■ What is needed ■
Do not carry the pictures over; copy every other part of the entries exactly.

--- start ---

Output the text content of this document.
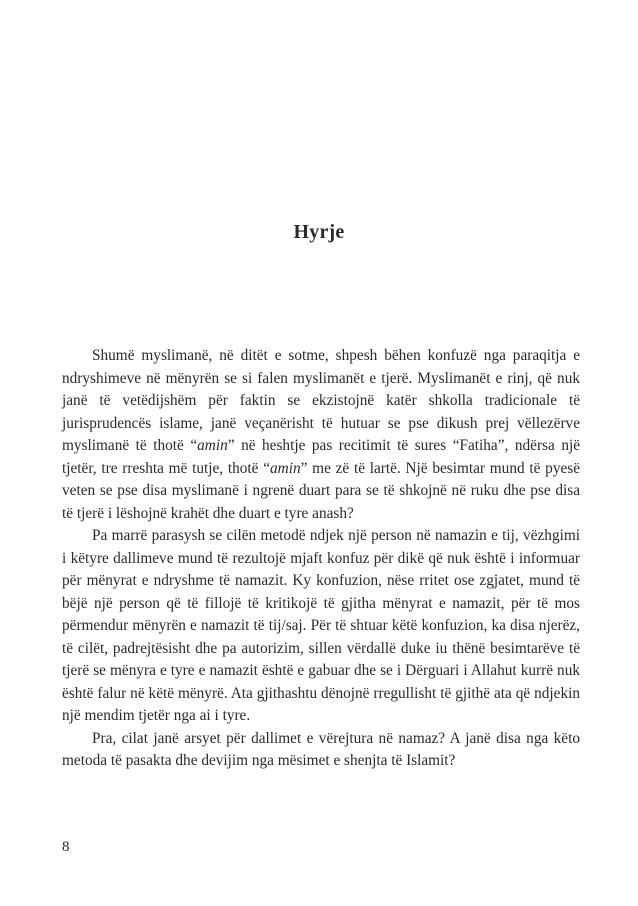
Hyrje

Shumë myslimanë, në ditët e sotme, shpesh bëhen konfuzë nga paraqitja e ndryshimeve në mënyrën se si falen myslimanët e tjerë. Myslimanët e rinj, që nuk janë të vetëdijshëm për faktin se ekzistojnë katër shkolla tradicionale të jurisprudencës islame, janë veçanërisht të hutuar se pse dikush prej vëllezërve myslimanë të thotë “amin” në heshtje pas recitimit të sures “Fatiha”, ndërsa një tjetër, tre rreshta më tutje, thotë “amin” me zë të lartë. Një besimtar mund të pyesë veten se pse disa myslimanë i ngrenë duart para se të shkojnë në ruku dhe pse disa të tjerë i lëshojnë krahët dhe duart e tyre anash?

Pa marrë parasysh se cilën metodë ndjek një person në namazin e tij, vëzhgimi i këtyre dallimeve mund të rezultojë mjaft konfuz për dikë që nuk është i informuar për mënyrat e ndryshme të namazit. Ky konfuzion, nëse rritet ose zgjatet, mund të bëjë një person që të fillojë të kritikojë të gjitha mënyrat e namazit, për të mos përmendur mënyrën e namazit të tij/saj. Për të shtuar këtë konfuzion, ka disa njerëz, të cilët, padrejtësisht dhe pa autorizim, sillen vërdallë duke iu thënë besimtarëve të tjerë se mënyra e tyre e namazit është e gabuar dhe se i Dërguari i Allahut kurrë nuk është falur në këtë mënyrë. Ata gjithashtu dënojnë rregullisht të gjithë ata që ndjekin një mendim tjetër nga ai i tyre.

Pra, cilat janë arsyet për dallimet e vërejtura në namaz? A janë disa nga këto metoda të pasakta dhe devijim nga mësimet e shenjta të Islamit?

8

--- end ---

■ Solution to this problem ■
Output the text content of this document.
Hyrje

Shumë myslimanë, në ditët e sotme, shpesh bëhen konfuzë nga paraqitja e ndryshimeve në mënyrën se si falen myslimanët e tjerë. Myslimanët e rinj, që nuk janë të vetëdijshëm për faktin se ekzistojnë katër shkolla tradicionale të jurisprudencës islame, janë veçanërisht të hutuar se pse dikush prej vëllezërve myslimanë të thotë “amin” në heshtje pas recitimit të sures “Fatiha”, ndërsa një tjetër, tre rreshta më tutje, thotë “amin” me zë të lartë. Një besimtar mund të pyesë veten se pse disa myslimanë i ngrenë duart para se të shkojnë në ruku dhe pse disa të tjerë i lëshojnë krahët dhe duart e tyre anash?

Pa marrë parasysh se cilën metodë ndjek një person në namazin e tij, vëzhgimi i këtyre dallimeve mund të rezultojë mjaft konfuz për dikë që nuk është i informuar për mënyrat e ndryshme të namazit. Ky konfuzion, nëse rritet ose zgjatet, mund të bëjë një person që të fillojë të kritikojë të gjitha mënyrat e namazit, për të mos përmendur mënyrën e namazit të tij/saj. Për të shtuar këtë konfuzion, ka disa njerëz, të cilët, padrejtësisht dhe pa autorizim, sillen vërdallë duke iu thënë besimtarëve të tjerë se mënyra e tyre e namazit është e gabuar dhe se i Dërguari i Allahut kurrë nuk është falur në këtë mënyrë. Ata gjithashtu dënojnë rregullisht të gjithë ata që ndjekin një mendim tjetër nga ai i tyre.

Pra, cilat janë arsyet për dallimet e vërejtura në namaz? A janë disa nga këto metoda të pasakta dhe devijim nga mësimet e shenjta të Islamit?

8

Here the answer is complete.